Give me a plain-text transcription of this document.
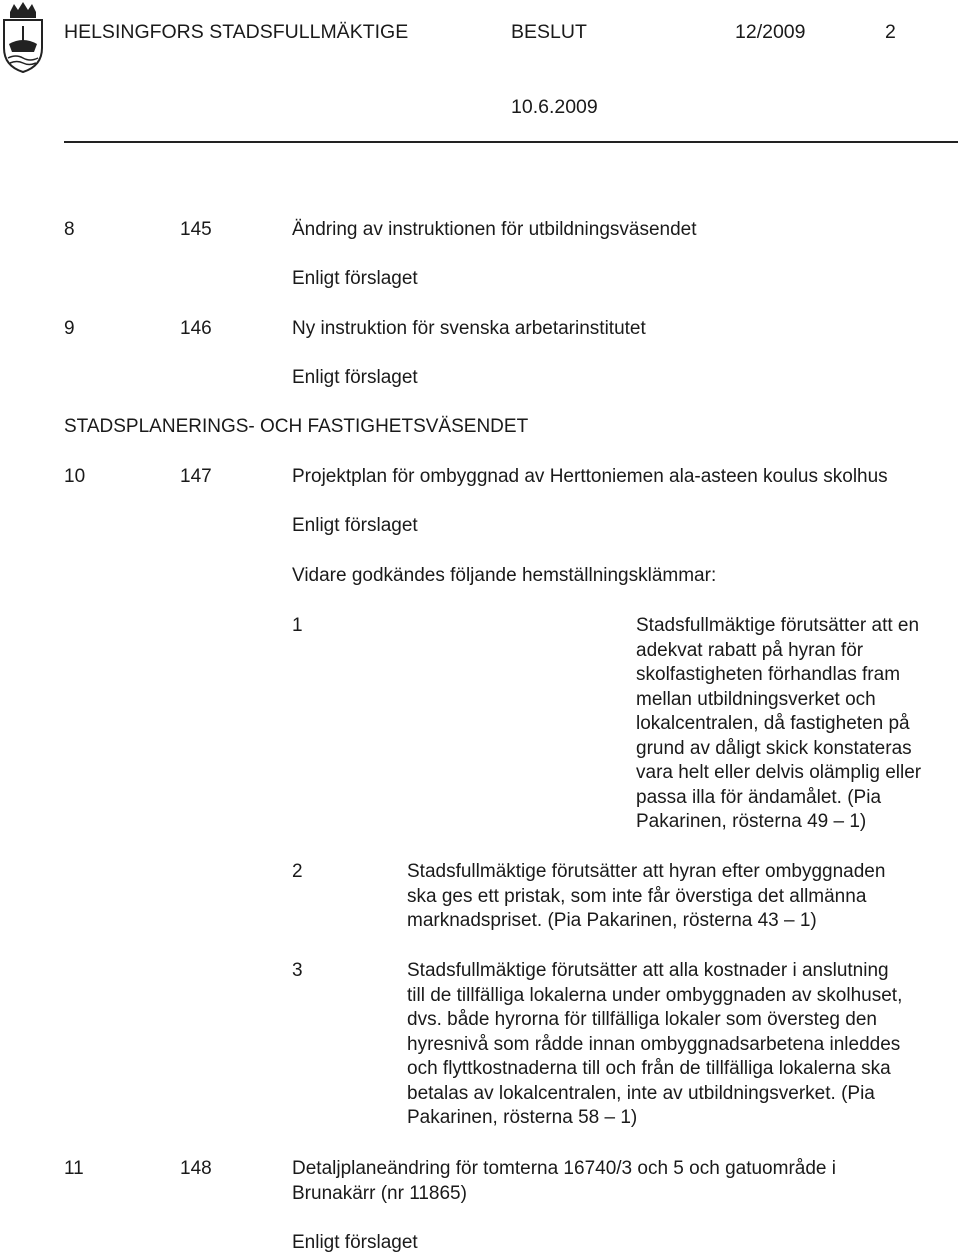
HELSINGFORS STADSFULLMÄKTIGE	BESLUT	12/2009	2
10.6.2009
8	145	Ändring av instruktionen för utbildningsväsendet
Enligt förslaget
9	146	Ny instruktion för svenska arbetarinstitutet
Enligt förslaget
STADSPLANERINGS- OCH FASTIGHETSVÄSENDET
10	147	Projektplan för ombyggnad av Herttoniemen ala-asteen koulus skolhus
Enligt förslaget
Vidare godkändes följande hemställningsklämmar:
1	Stadsfullmäktige förutsätter att en
adekvat rabatt på hyran för
skolfastigheten förhandlas fram
mellan utbildningsverket och
lokalcentralen, då fastigheten på
grund av dåligt skick konstateras
vara helt eller delvis olämplig eller
passa illa för ändamålet. (Pia
Pakarinen, rösterna 49 – 1)
2	Stadsfullmäktige förutsätter att hyran efter ombyggnaden
ska ges ett pristak, som inte får överstiga det allmänna
marknadspriset. (Pia Pakarinen, rösterna 43 – 1)
3	Stadsfullmäktige förutsätter att alla kostnader i anslutning
till de tillfälliga lokalerna under ombyggnaden av skolhuset,
dvs. både hyrorna för tillfälliga lokaler som översteg den
hyresnivå som rådde innan ombyggnadsarbetena inleddes
och flyttkostnaderna till och från de tillfälliga lokalerna ska
betalas av lokalcentralen, inte av utbildningsverket. (Pia
Pakarinen, rösterna 58 – 1)
11	148	Detaljplaneändring för tomterna 16740/3 och 5 och gatuområde i
Brunakärr (nr 11865)
Enligt förslaget
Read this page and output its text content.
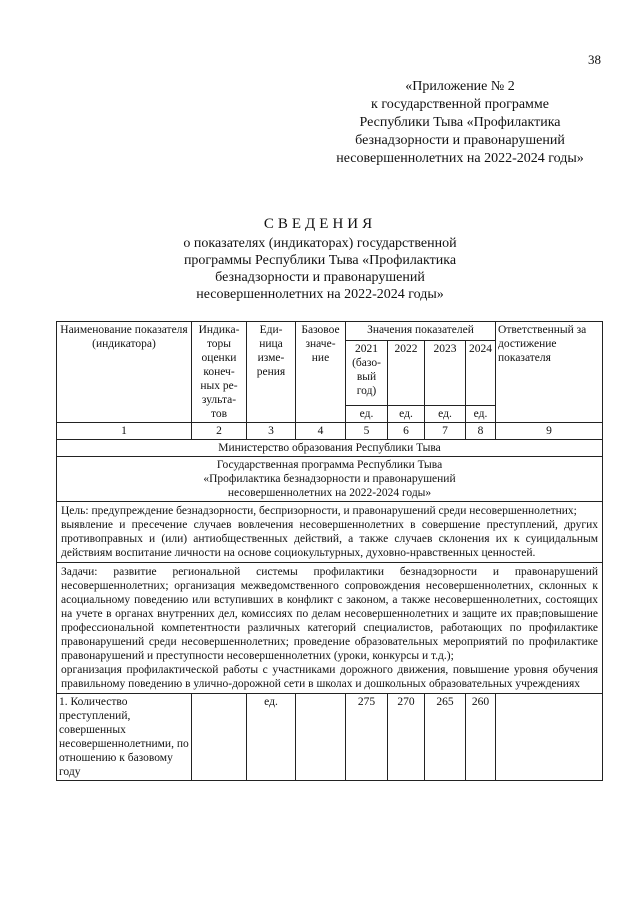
38
«Приложение № 2
к государственной программе
Республики Тыва «Профилактика
безнадзорности и правонарушений
несовершеннолетних на 2022-2024 годы»
СВЕДЕНИЯ
о показателях (индикаторах) государственной
программы Республики Тыва «Профилактика
безнадзорности и правонарушений
несовершеннолетних на 2022-2024 годы»
Наименование показателя (индикатора)	Индика-торы оценки конеч-ных ре-зульта-тов	Еди-ница изме-рения	Базовое значе-ние	Значения показателей				Ответственный за достижение показателя
				2021 (базо-вый год)	2022	2023	2024	
				ед.	ед.	ед.	ед.	
1	2	3	4	5	6	7	8	9
Министерство образования Республики Тыва								

Государственная программа Республики Тыва
«Профилактика безнадзорности и правонарушений
несовершеннолетних на 2022-2024 годы»								

Цель: предупреждение безнадзорности, беспризорности, и правонарушений среди несовершеннолетних;
выявление и пресечение случаев вовлечения несовершеннолетних в совершение преступлений, других противоправных и (или) антиобщественных действий, а также случаев склонения их к суицидальным действиям воспитание личности на основе социокультурных, духовно-нравственных ценностей.								

Задачи: развитие региональной системы профилактики безнадзорности и правонарушений несовершеннолетних; организация межведомственного сопровождения несовершеннолетних, склонных к асоциальному поведению или вступивших в конфликт с законом, а также несовершеннолетних, состоящих на учете в органах внутренних дел, комиссиях по делам несовершеннолетних и защите их прав;повышение профессиональной компетентности различных категорий специалистов, работающих по профилактике правонарушений среди несовершеннолетних; проведение образовательных мероприятий по профилактике правонарушений и преступности несовершеннолетних (уроки, конкурсы и т.д.);
организация профилактической работы с участниками дорожного движения, повышение уровня обучения правильному поведению в улично-дорожной сети в школах и дошкольных образовательных учреждениях								

1. Количество преступлений, совершенных несовершеннолетними, по отношению к базовому году		ед.		275	270	265	260	
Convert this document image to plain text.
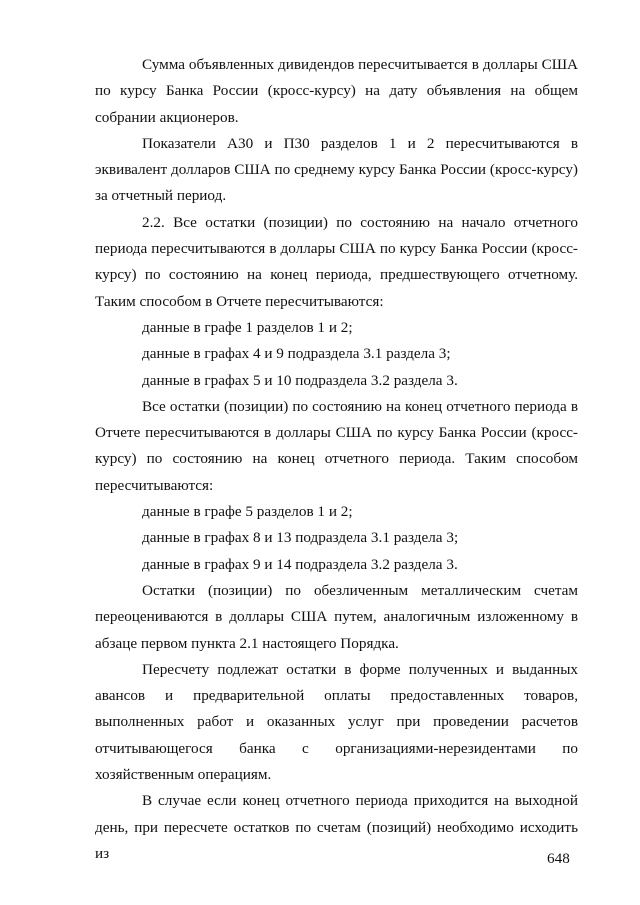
Сумма объявленных дивидендов пересчитывается в доллары США по курсу Банка России (кросс-курсу) на дату объявления на общем собрании акционеров.

Показатели А30 и П30 разделов 1 и 2 пересчитываются в эквивалент долларов США по среднему курсу Банка России (кросс-курсу) за отчетный период.

2.2. Все остатки (позиции) по состоянию на начало отчетного периода пересчитываются в доллары США по курсу Банка России (кросс-курсу) по состоянию на конец периода, предшествующего отчетному. Таким способом в Отчете пересчитываются:

данные в графе 1 разделов 1 и 2;

данные в графах 4 и 9 подраздела 3.1 раздела 3;

данные в графах 5 и 10 подраздела 3.2 раздела 3.

Все остатки (позиции) по состоянию на конец отчетного периода в Отчете пересчитываются в доллары США по курсу Банка России (кросс-курсу) по состоянию на конец отчетного периода. Таким способом пересчитываются:

данные в графе 5 разделов 1 и 2;

данные в графах 8 и 13 подраздела 3.1 раздела 3;

данные в графах 9 и 14 подраздела 3.2 раздела 3.

Остатки (позиции) по обезличенным металлическим счетам переоцениваются в доллары США путем, аналогичным изложенному в абзаце первом пункта 2.1 настоящего Порядка.

Пересчету подлежат остатки в форме полученных и выданных авансов и предварительной оплаты предоставленных товаров, выполненных работ и оказанных услуг при проведении расчетов отчитывающегося банка с организациями-нерезидентами по хозяйственным операциям.

В случае если конец отчетного периода приходится на выходной день, при пересчете остатков по счетам (позиций) необходимо исходить из	648
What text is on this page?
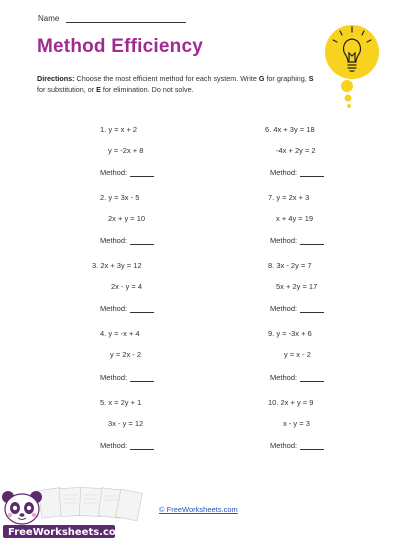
Name
Method Efficiency
Directions: Choose the most efficient method for each system. Write G for graphing, S for substitution, or E for elimination. Do not solve.
1. y = x + 2
y = -2x + 8
Method:
2. y = 3x - 5
2x + y = 10
Method:
3. 2x + 3y = 12
2x - y = 4
Method:
4. y = -x + 4
y = 2x - 2
Method:
5. x = 2y + 1
3x - y = 12
Method:
6. 4x + 3y = 18
-4x + 2y = 2
Method:
7. y = 2x + 3
x + 4y = 19
Method:
8. 3x - 2y = 7
5x + 2y = 17
Method:
9. y = -3x + 6
y = x - 2
Method:
10. 2x + y = 9
x - y = 3
Method:
FreeWorksheets.com
© FreeWorksheets.com
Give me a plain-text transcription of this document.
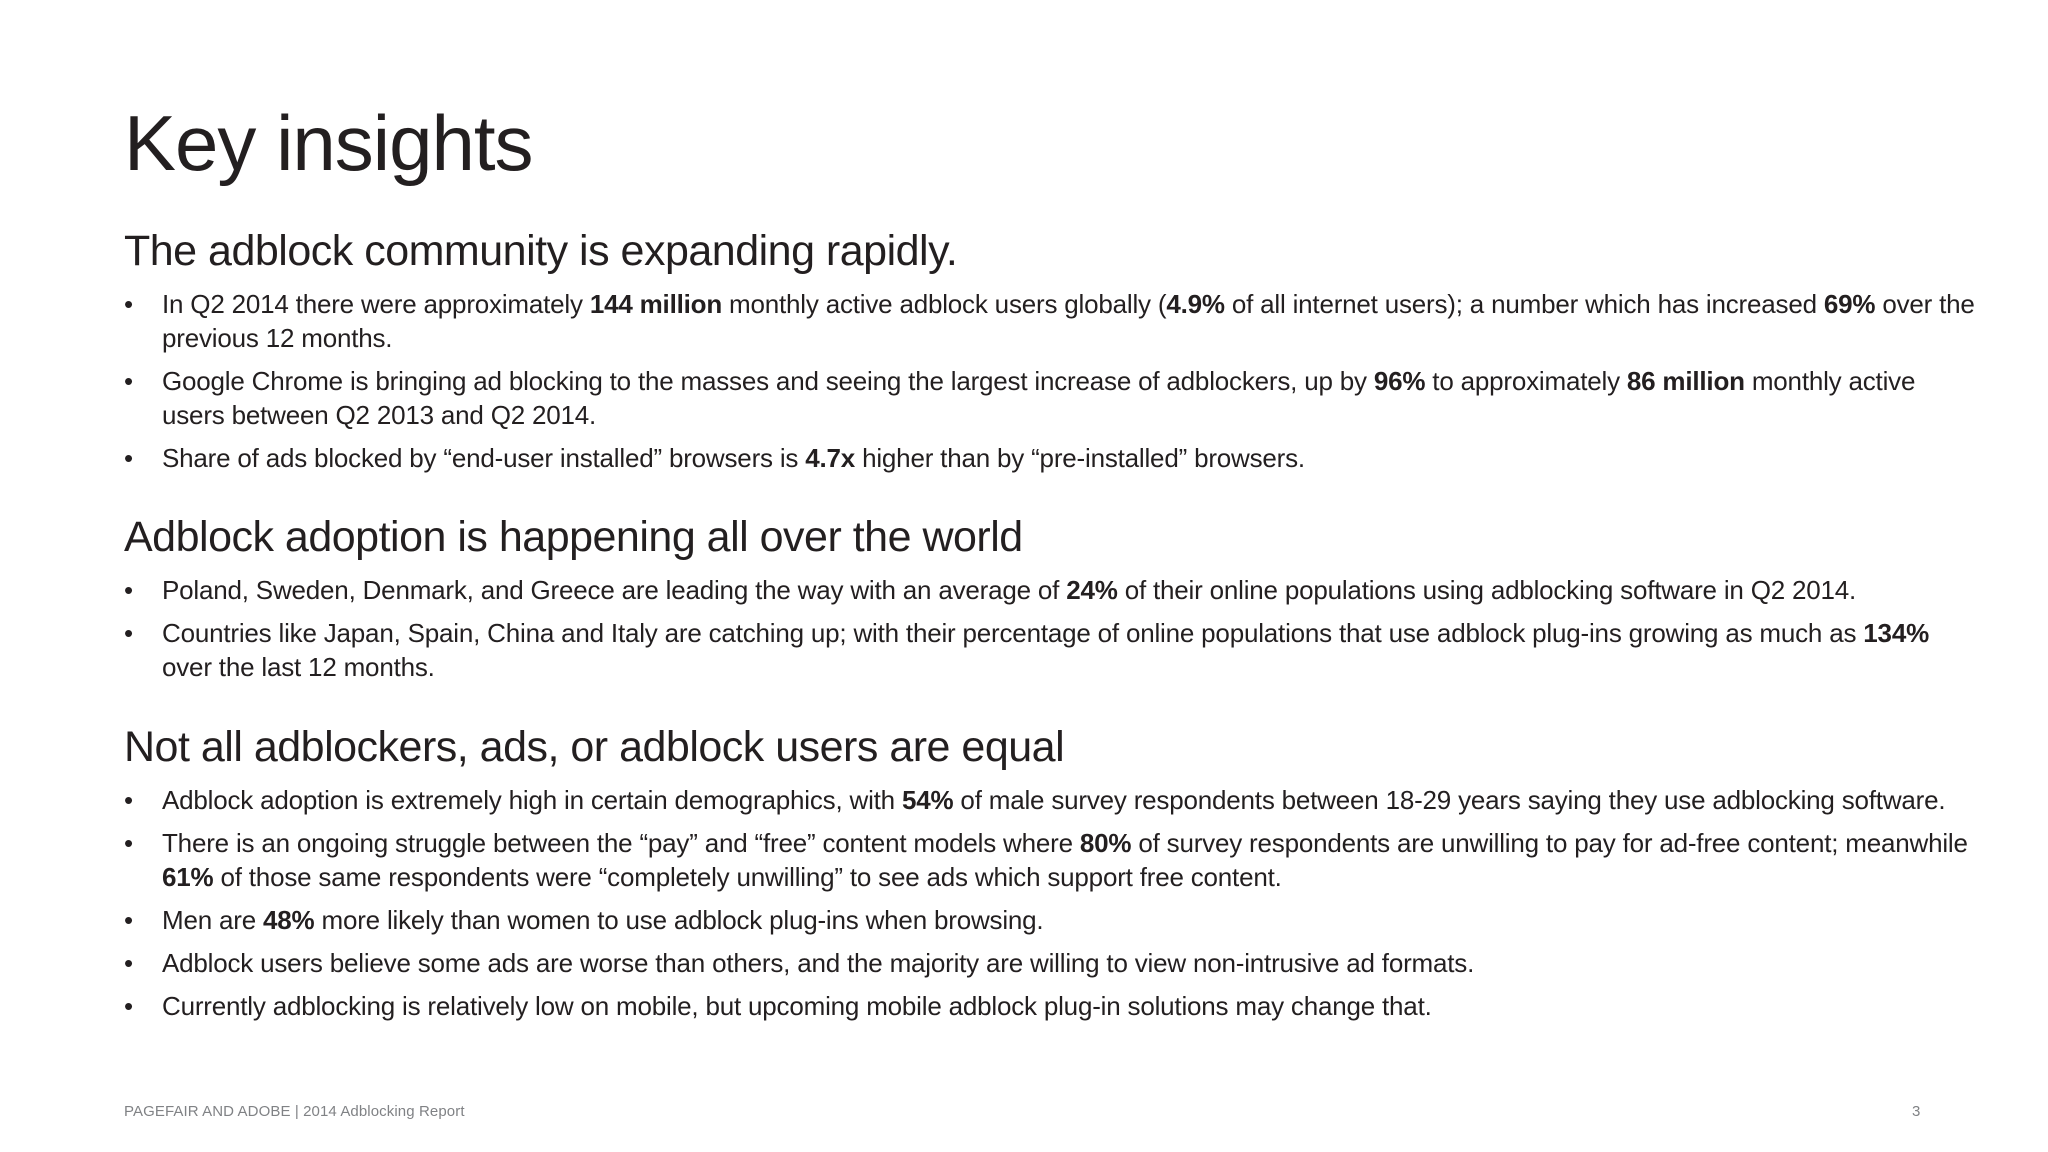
Key insights
The adblock community is expanding rapidly.
•	In Q2 2014 there were approximately 144 million monthly active adblock users globally (4.9% of all internet users); a number which has increased 69% over the previous 12 months.
•	Google Chrome is bringing ad blocking to the masses and seeing the largest increase of adblockers, up by 96% to approximately 86 million monthly active users between Q2 2013 and Q2 2014.
•	Share of ads blocked by “end-user installed” browsers is 4.7x higher than by “pre-installed” browsers.
Adblock adoption is happening all over the world
•	Poland, Sweden, Denmark, and Greece are leading the way with an average of 24% of their online populations using adblocking software in Q2 2014.
•	Countries like Japan, Spain, China and Italy are catching up; with their percentage of online populations that use adblock plug-ins growing as much as 134% over the last 12 months.
Not all adblockers, ads, or adblock users are equal
•	Adblock adoption is extremely high in certain demographics, with 54% of male survey respondents between 18-29 years saying they use adblocking software.
•	There is an ongoing struggle between the “pay” and “free” content models where 80% of survey respondents are unwilling to pay for ad-free content; meanwhile 61% of those same respondents were “completely unwilling” to see ads which support free content.
•	Men are 48% more likely than women to use adblock plug-ins when browsing.
•	Adblock users believe some ads are worse than others, and the majority are willing to view non-intrusive ad formats.
•	Currently adblocking is relatively low on mobile, but upcoming mobile adblock plug-in solutions may change that.
PAGEFAIR AND ADOBE | 2014 Adblocking Report	3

- - -

#### PROBLEM TO SOLVE:
Find all lines with "adoption" in them and copy each one.

#### SOLUTION:
Adblock adoption is happening all over the world
•	Adblock adoption is extremely high in certain demographics, with 54% of male survey respondents between 18-29 years saying they use adblocking software.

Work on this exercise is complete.